begin

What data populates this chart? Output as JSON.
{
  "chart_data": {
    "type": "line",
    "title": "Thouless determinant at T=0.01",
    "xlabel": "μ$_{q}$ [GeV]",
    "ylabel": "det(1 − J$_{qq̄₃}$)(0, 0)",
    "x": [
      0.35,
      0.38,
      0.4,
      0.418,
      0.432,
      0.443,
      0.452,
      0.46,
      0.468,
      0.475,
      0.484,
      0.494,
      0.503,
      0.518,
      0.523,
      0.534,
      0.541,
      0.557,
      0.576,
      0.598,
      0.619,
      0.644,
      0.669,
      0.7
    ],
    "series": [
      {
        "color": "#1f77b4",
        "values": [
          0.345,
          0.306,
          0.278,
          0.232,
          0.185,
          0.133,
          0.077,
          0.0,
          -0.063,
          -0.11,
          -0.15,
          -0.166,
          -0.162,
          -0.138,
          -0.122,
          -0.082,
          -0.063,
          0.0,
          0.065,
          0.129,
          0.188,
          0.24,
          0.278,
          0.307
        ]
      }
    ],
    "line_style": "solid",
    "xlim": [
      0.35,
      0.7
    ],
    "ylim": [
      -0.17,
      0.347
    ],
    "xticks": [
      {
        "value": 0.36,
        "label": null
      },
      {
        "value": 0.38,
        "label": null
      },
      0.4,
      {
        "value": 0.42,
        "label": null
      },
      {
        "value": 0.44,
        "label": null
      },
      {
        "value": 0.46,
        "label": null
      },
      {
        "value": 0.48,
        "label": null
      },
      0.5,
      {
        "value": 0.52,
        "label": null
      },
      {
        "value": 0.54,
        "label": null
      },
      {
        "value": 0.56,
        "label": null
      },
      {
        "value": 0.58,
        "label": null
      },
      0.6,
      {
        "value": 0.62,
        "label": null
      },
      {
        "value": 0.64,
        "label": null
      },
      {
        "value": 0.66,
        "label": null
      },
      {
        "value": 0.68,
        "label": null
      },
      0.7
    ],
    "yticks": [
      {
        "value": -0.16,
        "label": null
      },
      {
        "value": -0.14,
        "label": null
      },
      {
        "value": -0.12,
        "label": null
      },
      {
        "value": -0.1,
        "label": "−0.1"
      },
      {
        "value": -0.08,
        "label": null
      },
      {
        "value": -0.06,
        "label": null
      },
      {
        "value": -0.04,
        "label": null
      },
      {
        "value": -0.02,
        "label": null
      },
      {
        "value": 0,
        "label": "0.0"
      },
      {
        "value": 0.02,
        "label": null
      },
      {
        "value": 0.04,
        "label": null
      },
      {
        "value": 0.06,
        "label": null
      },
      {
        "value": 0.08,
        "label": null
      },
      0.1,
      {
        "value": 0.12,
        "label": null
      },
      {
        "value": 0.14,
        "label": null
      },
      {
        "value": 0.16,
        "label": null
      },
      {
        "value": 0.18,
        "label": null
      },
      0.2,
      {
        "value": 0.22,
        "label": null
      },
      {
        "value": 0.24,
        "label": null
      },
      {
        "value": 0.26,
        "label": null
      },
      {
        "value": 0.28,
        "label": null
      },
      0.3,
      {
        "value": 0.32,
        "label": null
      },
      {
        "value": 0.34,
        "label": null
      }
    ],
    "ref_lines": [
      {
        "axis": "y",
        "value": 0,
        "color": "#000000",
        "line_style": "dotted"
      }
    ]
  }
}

end

→ WHAT THIS TASK INVOLVES
Copy each entry exactly, with nothing added or dropped.

→ THE SOLUTION
What data populates this chart? Output as JSON.
{
  "chart_data": {
    "type": "line",
    "title": "Thouless determinant at T=0.01",
    "xlabel": "μ$_{q}$ [GeV]",
    "ylabel": "det(1 − J$_{qq̄₃}$)(0, 0)",
    "x": [
      0.35,
      0.38,
      0.4,
      0.418,
      0.432,
      0.443,
      0.452,
      0.46,
      0.468,
      0.475,
      0.484,
      0.494,
      0.503,
      0.518,
      0.523,
      0.534,
      0.541,
      0.557,
      0.576,
      0.598,
      0.619,
      0.644,
      0.669,
      0.7
    ],
    "series": [
      {
        "color": "#1f77b4",
        "values": [
          0.345,
          0.306,
          0.278,
          0.232,
          0.185,
          0.133,
          0.077,
          0.0,
          -0.063,
          -0.11,
          -0.15,
          -0.166,
          -0.162,
          -0.138,
          -0.122,
          -0.082,
          -0.063,
          0.0,
          0.065,
          0.129,
          0.188,
          0.24,
          0.278,
          0.307
        ]
      }
    ],
    "line_style": "solid",
    "xlim": [
      0.35,
      0.7
    ],
    "ylim": [
      -0.17,
      0.347
    ],
    "xticks": [
      {
        "value": 0.36,
        "label": null
      },
      {
        "value": 0.38,
        "label": null
      },
      0.4,
      {
        "value": 0.42,
        "label": null
      },
      {
        "value": 0.44,
        "label": null
      },
      {
        "value": 0.46,
        "label": null
      },
      {
        "value": 0.48,
        "label": null
      },
      0.5,
      {
        "value": 0.52,
        "label": null
      },
      {
        "value": 0.54,
        "label": null
      },
      {
        "value": 0.56,
        "label": null
      },
      {
        "value": 0.58,
        "label": null
      },
      0.6,
      {
        "value": 0.62,
        "label": null
      },
      {
        "value": 0.64,
        "label": null
      },
      {
        "value": 0.66,
        "label": null
      },
      {
        "value": 0.68,
        "label": null
      },
      0.7
    ],
    "yticks": [
      {
        "value": -0.16,
        "label": null
      },
      {
        "value": -0.14,
        "label": null
      },
      {
        "value": -0.12,
        "label": null
      },
      {
        "value": -0.1,
        "label": "−0.1"
      },
      {
        "value": -0.08,
        "label": null
      },
      {
        "value": -0.06,
        "label": null
      },
      {
        "value": -0.04,
        "label": null
      },
      {
        "value": -0.02,
        "label": null
      },
      {
        "value": 0,
        "label": "0.0"
      },
      {
        "value": 0.02,
        "label": null
      },
      {
        "value": 0.04,
        "label": null
      },
      {
        "value": 0.06,
        "label": null
      },
      {
        "value": 0.08,
        "label": null
      },
      0.1,
      {
        "value": 0.12,
        "label": null
      },
      {
        "value": 0.14,
        "label": null
      },
      {
        "value": 0.16,
        "label": null
      },
      {
        "value": 0.18,
        "label": null
      },
      0.2,
      {
        "value": 0.22,
        "label": null
      },
      {
        "value": 0.24,
        "label": null
      },
      {
        "value": 0.26,
        "label": null
      },
      {
        "value": 0.28,
        "label": null
      },
      0.3,
      {
        "value": 0.32,
        "label": null
      },
      {
        "value": 0.34,
        "label": null
      }
    ],
    "ref_lines": [
      {
        "axis": "y",
        "value": 0,
        "color": "#000000",
        "line_style": "dotted"
      }
    ]
  }
}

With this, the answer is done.